_Document passage_
________________

The COXI gene from six louse flies, two of each of Ornithomya avicularia, Ornithomya chloropus and Ornithomya fringillina – one with two tracts of microtrichia (Hutson type) and one with three (Smart A type) - were sequenced as part of the UK Barcode of Life Project (UKBoL) [46].

One specimen of O. chloropus, five specimens of O. avicularia and five specimens of O. fringillina and one Crataerina pallida, that had been preserved in RNAlater, were sequenced by BPJ using shotgun Illumina NGS sequencing at the Animal and Plant Health Agency laboratories (APHA). The fly was prepared by washing in phosphate buffered saline (PBS) to remove the RNAlater, then in 5% sodium hypochlorite solution to remove contaminants, and finally twice more in PBS to remove the sodium hypochlorite. DNA and RNA were isolated separately from the fly using the QIAgen AllPrep DNA/RNA MiniKit (Qiagen, Manchester, United Kingdom). Briefly, the fly was homogenized in 300 µl RLT buffer using a single 5 mm steel bead in a TissueLyserII (Qiagen) for 5 min at 30 Hz. After this, manufacturer’s instructions were followed and DNA was eluted into 60 µl buffer EB and RNA was eluted into 50 µl RNase-free water. Sequencing libraries were prepared using Nexetra XT kits (Illumina, Cambridge, UK) and sequencing using a Nextseq sequencer (Illumina, Cambridge, UK). Illumina) to generate 2 × 150 base paired-end reads. The raw data were filtered to remove adaptors and low quality reads using the programs fastp version 0.23.4 [47] and multiqc v 1.19 [48]. The sequences were aligned and non-Dipteran sequences removed in the program Bowtie2 [49]. Sequences were assembled using MEGAHIT [50]. Taxonomic classification was carried out using the program Kracken2 [51], with the program Bracken [52] to estimate species abundance and facilitate removal of poor quality and low abundance sequences. Sequences identified using these methods were isolated and the identity was confirmed using BLAST+ [53].

________________

_Record set_
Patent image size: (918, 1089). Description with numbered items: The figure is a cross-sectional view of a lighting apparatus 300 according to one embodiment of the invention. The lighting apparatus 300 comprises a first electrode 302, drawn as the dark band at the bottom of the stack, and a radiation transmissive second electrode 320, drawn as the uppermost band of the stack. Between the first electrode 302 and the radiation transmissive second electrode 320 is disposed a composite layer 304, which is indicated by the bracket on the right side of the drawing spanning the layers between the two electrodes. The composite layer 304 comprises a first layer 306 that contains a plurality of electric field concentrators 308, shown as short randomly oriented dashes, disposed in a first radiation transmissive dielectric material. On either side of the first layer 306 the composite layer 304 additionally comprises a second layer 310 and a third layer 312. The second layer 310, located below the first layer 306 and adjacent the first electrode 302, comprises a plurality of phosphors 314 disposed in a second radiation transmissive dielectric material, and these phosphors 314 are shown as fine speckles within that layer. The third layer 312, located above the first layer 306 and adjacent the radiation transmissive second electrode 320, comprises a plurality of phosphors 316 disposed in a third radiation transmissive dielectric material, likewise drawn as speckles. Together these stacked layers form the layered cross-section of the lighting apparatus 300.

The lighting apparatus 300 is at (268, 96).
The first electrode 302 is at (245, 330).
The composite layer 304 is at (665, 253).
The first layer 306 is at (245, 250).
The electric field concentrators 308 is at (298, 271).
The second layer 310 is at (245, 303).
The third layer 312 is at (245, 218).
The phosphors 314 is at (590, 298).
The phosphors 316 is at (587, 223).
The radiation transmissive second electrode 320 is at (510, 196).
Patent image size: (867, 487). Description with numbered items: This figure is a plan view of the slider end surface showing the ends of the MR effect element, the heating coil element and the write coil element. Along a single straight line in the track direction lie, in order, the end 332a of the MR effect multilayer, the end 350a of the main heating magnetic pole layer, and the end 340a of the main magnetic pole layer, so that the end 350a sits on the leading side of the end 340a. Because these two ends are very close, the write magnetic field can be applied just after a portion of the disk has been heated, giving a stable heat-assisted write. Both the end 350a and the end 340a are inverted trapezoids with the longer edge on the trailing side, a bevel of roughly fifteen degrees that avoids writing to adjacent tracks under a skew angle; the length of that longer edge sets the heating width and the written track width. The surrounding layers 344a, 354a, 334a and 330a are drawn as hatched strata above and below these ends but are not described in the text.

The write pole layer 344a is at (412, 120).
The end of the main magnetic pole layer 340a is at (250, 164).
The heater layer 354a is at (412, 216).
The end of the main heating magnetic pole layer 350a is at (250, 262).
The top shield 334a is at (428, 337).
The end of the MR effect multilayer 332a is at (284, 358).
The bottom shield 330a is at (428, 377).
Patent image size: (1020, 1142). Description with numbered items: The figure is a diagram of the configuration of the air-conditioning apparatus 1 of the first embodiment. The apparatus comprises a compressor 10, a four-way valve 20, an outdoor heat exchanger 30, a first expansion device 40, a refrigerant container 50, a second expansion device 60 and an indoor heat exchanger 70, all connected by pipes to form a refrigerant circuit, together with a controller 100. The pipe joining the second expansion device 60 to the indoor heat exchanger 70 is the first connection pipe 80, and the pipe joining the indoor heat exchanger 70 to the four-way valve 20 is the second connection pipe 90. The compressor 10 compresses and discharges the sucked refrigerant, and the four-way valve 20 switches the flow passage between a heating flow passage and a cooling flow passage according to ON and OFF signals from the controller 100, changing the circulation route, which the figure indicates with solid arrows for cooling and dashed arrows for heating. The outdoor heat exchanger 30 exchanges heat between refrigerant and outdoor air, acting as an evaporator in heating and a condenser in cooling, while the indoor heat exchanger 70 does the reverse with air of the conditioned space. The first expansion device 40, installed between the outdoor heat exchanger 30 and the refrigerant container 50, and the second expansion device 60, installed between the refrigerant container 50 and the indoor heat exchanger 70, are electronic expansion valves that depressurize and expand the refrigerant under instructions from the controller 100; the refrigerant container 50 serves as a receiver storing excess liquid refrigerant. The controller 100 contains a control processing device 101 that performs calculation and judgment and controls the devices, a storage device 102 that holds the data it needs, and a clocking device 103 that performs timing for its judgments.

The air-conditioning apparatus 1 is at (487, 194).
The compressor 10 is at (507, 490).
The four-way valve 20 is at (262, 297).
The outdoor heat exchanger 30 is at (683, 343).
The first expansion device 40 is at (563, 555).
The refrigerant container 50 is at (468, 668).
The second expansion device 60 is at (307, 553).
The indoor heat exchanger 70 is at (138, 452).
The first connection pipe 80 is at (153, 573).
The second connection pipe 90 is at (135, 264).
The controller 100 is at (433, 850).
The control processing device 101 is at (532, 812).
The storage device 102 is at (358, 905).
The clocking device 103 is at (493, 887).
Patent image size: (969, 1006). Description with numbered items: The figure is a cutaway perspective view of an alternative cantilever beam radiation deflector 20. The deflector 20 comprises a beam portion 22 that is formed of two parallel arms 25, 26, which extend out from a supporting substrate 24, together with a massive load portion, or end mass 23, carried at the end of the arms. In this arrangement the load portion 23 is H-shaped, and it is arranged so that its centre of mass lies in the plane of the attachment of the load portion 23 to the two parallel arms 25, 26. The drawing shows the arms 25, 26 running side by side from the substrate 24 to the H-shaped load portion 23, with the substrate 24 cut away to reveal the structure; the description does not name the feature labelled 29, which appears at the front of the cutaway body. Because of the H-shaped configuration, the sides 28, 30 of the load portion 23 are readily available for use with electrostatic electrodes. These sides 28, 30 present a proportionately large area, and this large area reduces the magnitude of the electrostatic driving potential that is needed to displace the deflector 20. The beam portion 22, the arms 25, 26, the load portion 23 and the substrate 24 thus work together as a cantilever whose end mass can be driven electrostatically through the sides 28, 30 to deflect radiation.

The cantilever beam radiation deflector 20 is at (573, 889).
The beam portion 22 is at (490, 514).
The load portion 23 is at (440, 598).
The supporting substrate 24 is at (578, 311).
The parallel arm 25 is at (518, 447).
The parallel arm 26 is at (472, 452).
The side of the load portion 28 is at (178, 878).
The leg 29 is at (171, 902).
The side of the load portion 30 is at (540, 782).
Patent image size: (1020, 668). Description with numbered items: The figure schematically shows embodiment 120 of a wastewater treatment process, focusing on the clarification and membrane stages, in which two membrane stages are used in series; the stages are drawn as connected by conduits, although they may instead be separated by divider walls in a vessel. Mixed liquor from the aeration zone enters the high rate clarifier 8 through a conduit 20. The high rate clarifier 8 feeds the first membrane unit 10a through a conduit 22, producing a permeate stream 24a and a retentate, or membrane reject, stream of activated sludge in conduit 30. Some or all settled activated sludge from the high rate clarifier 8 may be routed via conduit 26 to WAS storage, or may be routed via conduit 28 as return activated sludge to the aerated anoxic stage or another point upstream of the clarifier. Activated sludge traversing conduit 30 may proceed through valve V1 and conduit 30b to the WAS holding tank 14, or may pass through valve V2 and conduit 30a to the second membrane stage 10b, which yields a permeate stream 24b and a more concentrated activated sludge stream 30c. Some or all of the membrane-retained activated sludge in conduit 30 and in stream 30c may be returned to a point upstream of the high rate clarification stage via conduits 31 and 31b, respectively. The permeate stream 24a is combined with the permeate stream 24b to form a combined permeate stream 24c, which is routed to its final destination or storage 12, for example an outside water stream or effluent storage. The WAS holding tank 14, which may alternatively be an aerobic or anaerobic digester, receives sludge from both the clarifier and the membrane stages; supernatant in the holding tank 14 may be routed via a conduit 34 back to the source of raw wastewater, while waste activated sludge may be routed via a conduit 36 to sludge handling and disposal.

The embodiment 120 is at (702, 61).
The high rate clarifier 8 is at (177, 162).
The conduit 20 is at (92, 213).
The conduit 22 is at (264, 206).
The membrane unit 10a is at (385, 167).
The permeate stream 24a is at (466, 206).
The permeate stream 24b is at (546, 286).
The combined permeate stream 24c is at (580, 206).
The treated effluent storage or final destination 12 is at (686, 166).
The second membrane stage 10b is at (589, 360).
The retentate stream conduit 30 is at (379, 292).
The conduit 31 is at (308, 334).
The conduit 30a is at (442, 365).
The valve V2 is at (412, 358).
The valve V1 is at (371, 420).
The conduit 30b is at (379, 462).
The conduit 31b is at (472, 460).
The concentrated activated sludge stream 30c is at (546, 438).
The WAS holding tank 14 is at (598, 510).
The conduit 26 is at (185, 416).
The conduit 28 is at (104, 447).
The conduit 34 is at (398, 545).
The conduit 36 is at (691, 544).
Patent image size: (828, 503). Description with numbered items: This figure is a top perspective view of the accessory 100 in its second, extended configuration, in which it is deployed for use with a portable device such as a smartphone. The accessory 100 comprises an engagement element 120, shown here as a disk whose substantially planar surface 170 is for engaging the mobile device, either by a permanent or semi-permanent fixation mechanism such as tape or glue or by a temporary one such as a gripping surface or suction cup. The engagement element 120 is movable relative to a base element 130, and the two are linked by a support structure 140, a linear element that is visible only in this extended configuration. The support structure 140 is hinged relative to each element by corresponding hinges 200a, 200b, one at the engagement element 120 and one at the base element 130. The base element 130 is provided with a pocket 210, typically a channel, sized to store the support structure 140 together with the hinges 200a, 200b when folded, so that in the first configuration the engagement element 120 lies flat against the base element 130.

________________

_To do_
a - Copy everything from "The COXI gene" down to "Project (UKBoL) [46]." in the louse fly sequencing passage.
b - Please pick up the louse fly sequencing passage after its last sentence and continue it.
The data has nothing to do with the louse fly sequencing passage.

_Task-by-task results_
a -
The COXI gene from six louse flies, two of each of Ornithomya avicularia, Ornithomya chloropus and Ornithomya fringillina – one with two tracts of microtrichia (Hutson type) and one with three (Smart A type) - were sequenced as part of the UK Barcode of Life Project (UKBoL) [46].

b -
The DNA from the legs of a further 12 specimens, preserved in 70% ethanol, was extracted in Oxford by ASB and SRF. The legs were disrupted under liquid nitrogen and DNA was extracted using the Qiagen Blood and Tissue kit as per the manufactures instructions. The COXI gene fragments were amplified by PCR using primers LEPF1 ATT CAA CCA ATC ATA AAG ATA TTG G and LEPR1 TAA ACT TCT GGA TGT CCA AAA AAT CA (Integrated DNA Technologies, Belgium) at the manufacturer-recommended concentration of 0.5 μm, using the following cycling conditions, 5 min at 98 °C, 40 × (30 s at 98 °C; 30 s at 60 °C; 30 s at 72 °C) then 7 min at 72 °C.PCR products were visualised after separation on a 1% agarose gel, purified using the Qiagen PCR Clean up kit according to manufacturer’s instructions and then Sanger sequenced by Source BioScience, UK.

Additional sequences for the Ornithomya species, were obtained from NCBI GenBank and BoldSystems with the addition of the moth Cabera pusaria as an outgroup. The relationships between the species were initially explored using the R packages: seqinR [54], ape [55], adegenet [56], viridis [57], RSQLite [58] and DECIPHER [59], and a phylogeny produced from a 446 bp alignment using MrBayes [60] with 1,000,000 MCMC under HKY + G model (determined by ng-modeltest).

The final phylogeny was produced using a reduced number of the Ornithomya avicularia, retaining only the most distantly related sequence (OR064831 from Russia) and new sequences from the United Kingdom, to show the overall width of the clade. This final phylogeny was produced from sequences aligned and trimmed in R using the package DECIPHER and imported into MEGA version 12 [61]. The analysis in MEGA used three computing threads, 1000 replicates and the standard bootstrapping setting to produce a maximum likelihood tree, using a nearest neighbour interchange (NNI) and uniform rates in the Tamura-Nei model [62] of nucleotide substitutions.

Results

A total of 848 Ornithomya fringillina were collected. Details of the specimens examined are given in Online Resource 1: Table S1. Summaries of the results for each group in the two analyses (using either two morphotypes or three morphotypes) are presented separately below. Photographs of the wings of the louse flies from the study, illustrating the different wing morphotypes, can be seen in the Online Resource 2: Figure S1.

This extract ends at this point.